Given problem
Return every record below exactly as written, but leave out the pictures.

----

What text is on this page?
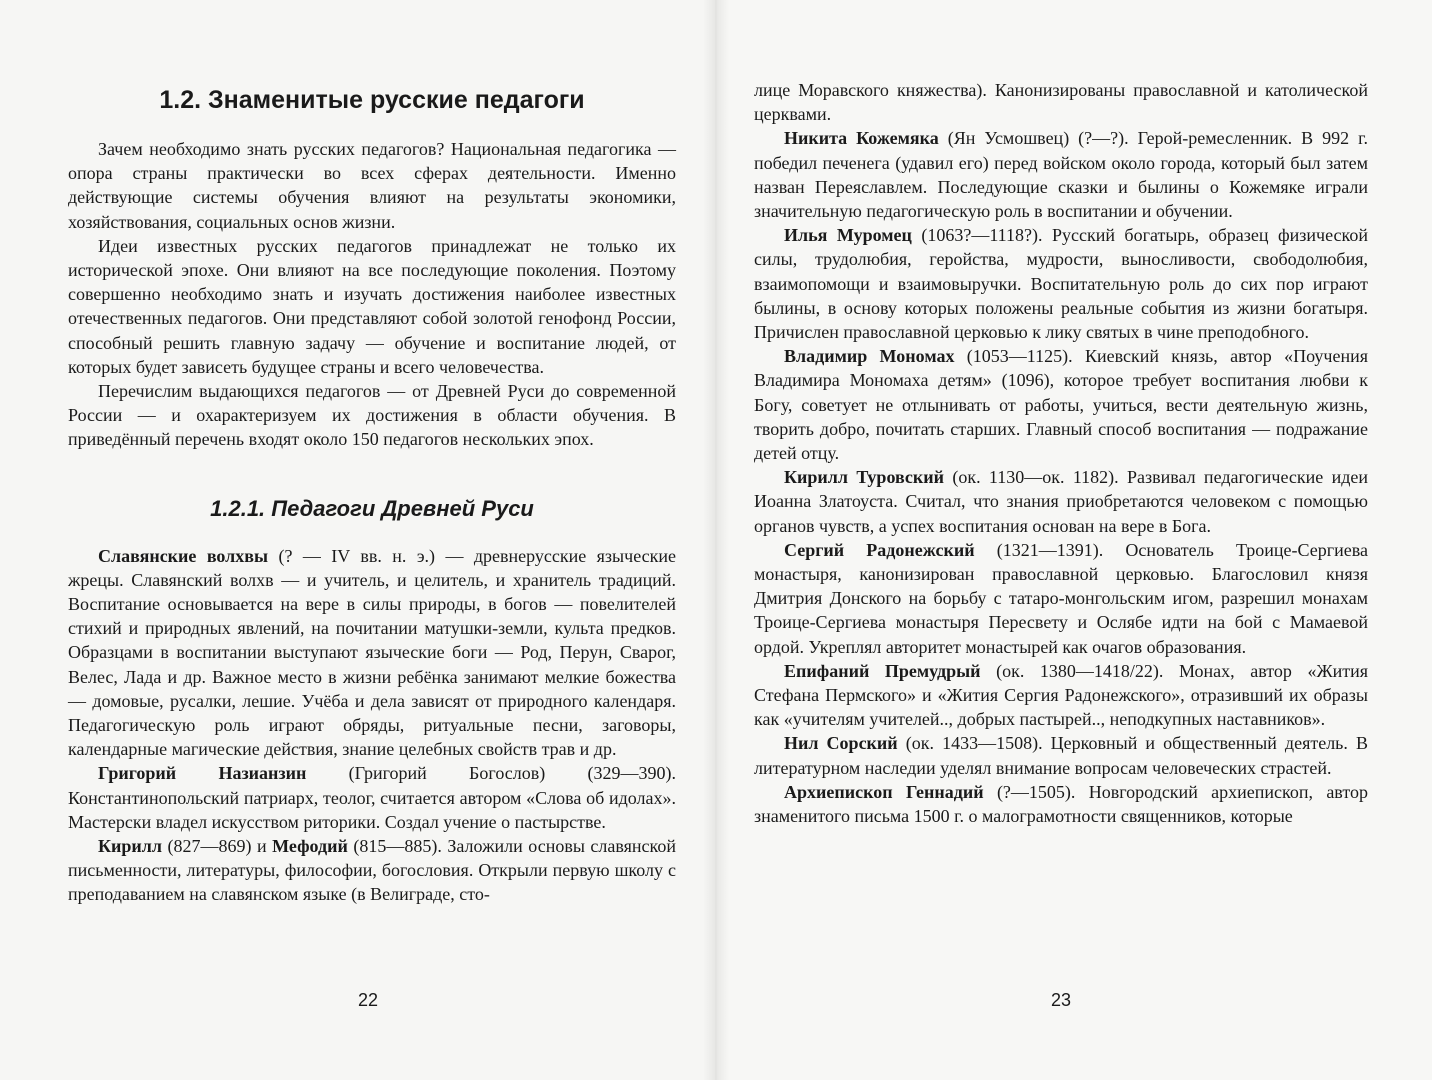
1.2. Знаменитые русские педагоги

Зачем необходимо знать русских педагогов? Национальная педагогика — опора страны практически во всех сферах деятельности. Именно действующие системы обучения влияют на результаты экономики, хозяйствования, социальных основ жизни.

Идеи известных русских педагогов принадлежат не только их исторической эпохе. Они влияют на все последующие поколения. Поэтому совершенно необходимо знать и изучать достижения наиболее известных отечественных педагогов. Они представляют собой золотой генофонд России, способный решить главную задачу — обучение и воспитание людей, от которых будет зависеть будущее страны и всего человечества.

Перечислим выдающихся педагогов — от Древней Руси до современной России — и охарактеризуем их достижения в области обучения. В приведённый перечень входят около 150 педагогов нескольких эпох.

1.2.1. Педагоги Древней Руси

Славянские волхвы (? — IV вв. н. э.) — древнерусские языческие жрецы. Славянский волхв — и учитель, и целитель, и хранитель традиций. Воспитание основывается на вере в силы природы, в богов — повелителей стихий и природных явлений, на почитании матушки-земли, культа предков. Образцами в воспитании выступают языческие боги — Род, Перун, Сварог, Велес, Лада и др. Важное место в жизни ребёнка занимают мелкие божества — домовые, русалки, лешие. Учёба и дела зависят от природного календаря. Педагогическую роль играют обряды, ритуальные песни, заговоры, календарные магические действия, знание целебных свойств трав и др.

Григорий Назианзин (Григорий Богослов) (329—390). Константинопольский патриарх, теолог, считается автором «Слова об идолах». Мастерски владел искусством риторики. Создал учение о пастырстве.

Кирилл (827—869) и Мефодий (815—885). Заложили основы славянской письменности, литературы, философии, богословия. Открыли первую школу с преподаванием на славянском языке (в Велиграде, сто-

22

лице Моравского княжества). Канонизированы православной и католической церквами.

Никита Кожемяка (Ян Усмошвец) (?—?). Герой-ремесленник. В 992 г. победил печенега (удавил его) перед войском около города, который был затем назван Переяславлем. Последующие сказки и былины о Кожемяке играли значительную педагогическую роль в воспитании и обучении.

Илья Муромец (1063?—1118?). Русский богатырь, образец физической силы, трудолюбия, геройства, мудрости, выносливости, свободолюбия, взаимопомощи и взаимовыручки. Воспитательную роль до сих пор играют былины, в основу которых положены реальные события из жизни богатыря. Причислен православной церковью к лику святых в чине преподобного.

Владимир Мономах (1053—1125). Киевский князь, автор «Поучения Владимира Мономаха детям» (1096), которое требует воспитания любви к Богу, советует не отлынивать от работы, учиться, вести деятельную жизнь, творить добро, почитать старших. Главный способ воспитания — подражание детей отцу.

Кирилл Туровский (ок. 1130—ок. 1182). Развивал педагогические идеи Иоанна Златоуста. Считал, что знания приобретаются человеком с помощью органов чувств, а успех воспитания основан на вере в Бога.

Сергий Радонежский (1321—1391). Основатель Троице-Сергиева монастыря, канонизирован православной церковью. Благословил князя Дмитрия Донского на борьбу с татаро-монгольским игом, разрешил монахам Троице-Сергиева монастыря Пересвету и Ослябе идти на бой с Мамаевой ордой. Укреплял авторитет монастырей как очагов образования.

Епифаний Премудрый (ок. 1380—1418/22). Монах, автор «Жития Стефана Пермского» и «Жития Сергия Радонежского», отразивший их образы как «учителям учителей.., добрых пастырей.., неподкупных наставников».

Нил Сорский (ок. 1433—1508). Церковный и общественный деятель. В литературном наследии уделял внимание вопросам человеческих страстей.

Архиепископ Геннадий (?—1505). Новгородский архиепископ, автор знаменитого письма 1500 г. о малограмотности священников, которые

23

----

Response to this task
What text is on this page?
1.2. Знаменитые русские педагоги

Зачем необходимо знать русских педагогов? Национальная педагогика — опора страны практически во всех сферах деятельности. Именно действующие системы обучения влияют на результаты экономики, хозяйствования, социальных основ жизни.

Идеи известных русских педагогов принадлежат не только их исторической эпохе. Они влияют на все последующие поколения. Поэтому совершенно необходимо знать и изучать достижения наиболее известных отечественных педагогов. Они представляют собой золотой генофонд России, способный решить главную задачу — обучение и воспитание людей, от которых будет зависеть будущее страны и всего человечества.

Перечислим выдающихся педагогов — от Древней Руси до современной России — и охарактеризуем их достижения в области обучения. В приведённый перечень входят около 150 педагогов нескольких эпох.

1.2.1. Педагоги Древней Руси

Славянские волхвы (? — IV вв. н. э.) — древнерусские языческие жрецы. Славянский волхв — и учитель, и целитель, и хранитель традиций. Воспитание основывается на вере в силы природы, в богов — повелителей стихий и природных явлений, на почитании матушки-земли, культа предков. Образцами в воспитании выступают языческие боги — Род, Перун, Сварог, Велес, Лада и др. Важное место в жизни ребёнка занимают мелкие божества — домовые, русалки, лешие. Учёба и дела зависят от природного календаря. Педагогическую роль играют обряды, ритуальные песни, заговоры, календарные магические действия, знание целебных свойств трав и др.

Григорий Назианзин (Григорий Богослов) (329—390). Константинопольский патриарх, теолог, считается автором «Слова об идолах». Мастерски владел искусством риторики. Создал учение о пастырстве.

Кирилл (827—869) и Мефодий (815—885). Заложили основы славянской письменности, литературы, философии, богословия. Открыли первую школу с преподаванием на славянском языке (в Велиграде, сто-

22

лице Моравского княжества). Канонизированы православной и католической церквами.

Никита Кожемяка (Ян Усмошвец) (?—?). Герой-ремесленник. В 992 г. победил печенега (удавил его) перед войском около города, который был затем назван Переяславлем. Последующие сказки и былины о Кожемяке играли значительную педагогическую роль в воспитании и обучении.

Илья Муромец (1063?—1118?). Русский богатырь, образец физической силы, трудолюбия, геройства, мудрости, выносливости, свободолюбия, взаимопомощи и взаимовыручки. Воспитательную роль до сих пор играют былины, в основу которых положены реальные события из жизни богатыря. Причислен православной церковью к лику святых в чине преподобного.

Владимир Мономах (1053—1125). Киевский князь, автор «Поучения Владимира Мономаха детям» (1096), которое требует воспитания любви к Богу, советует не отлынивать от работы, учиться, вести деятельную жизнь, творить добро, почитать старших. Главный способ воспитания — подражание детей отцу.

Кирилл Туровский (ок. 1130—ок. 1182). Развивал педагогические идеи Иоанна Златоуста. Считал, что знания приобретаются человеком с помощью органов чувств, а успех воспитания основан на вере в Бога.

Сергий Радонежский (1321—1391). Основатель Троице-Сергиева монастыря, канонизирован православной церковью. Благословил князя Дмитрия Донского на борьбу с татаро-монгольским игом, разрешил монахам Троице-Сергиева монастыря Пересвету и Ослябе идти на бой с Мамаевой ордой. Укреплял авторитет монастырей как очагов образования.

Епифаний Премудрый (ок. 1380—1418/22). Монах, автор «Жития Стефана Пермского» и «Жития Сергия Радонежского», отразивший их образы как «учителям учителей.., добрых пастырей.., неподкупных наставников».

Нил Сорский (ок. 1433—1508). Церковный и общественный деятель. В литературном наследии уделял внимание вопросам человеческих страстей.

Архиепископ Геннадий (?—1505). Новгородский архиепископ, автор знаменитого письма 1500 г. о малограмотности священников, которые

23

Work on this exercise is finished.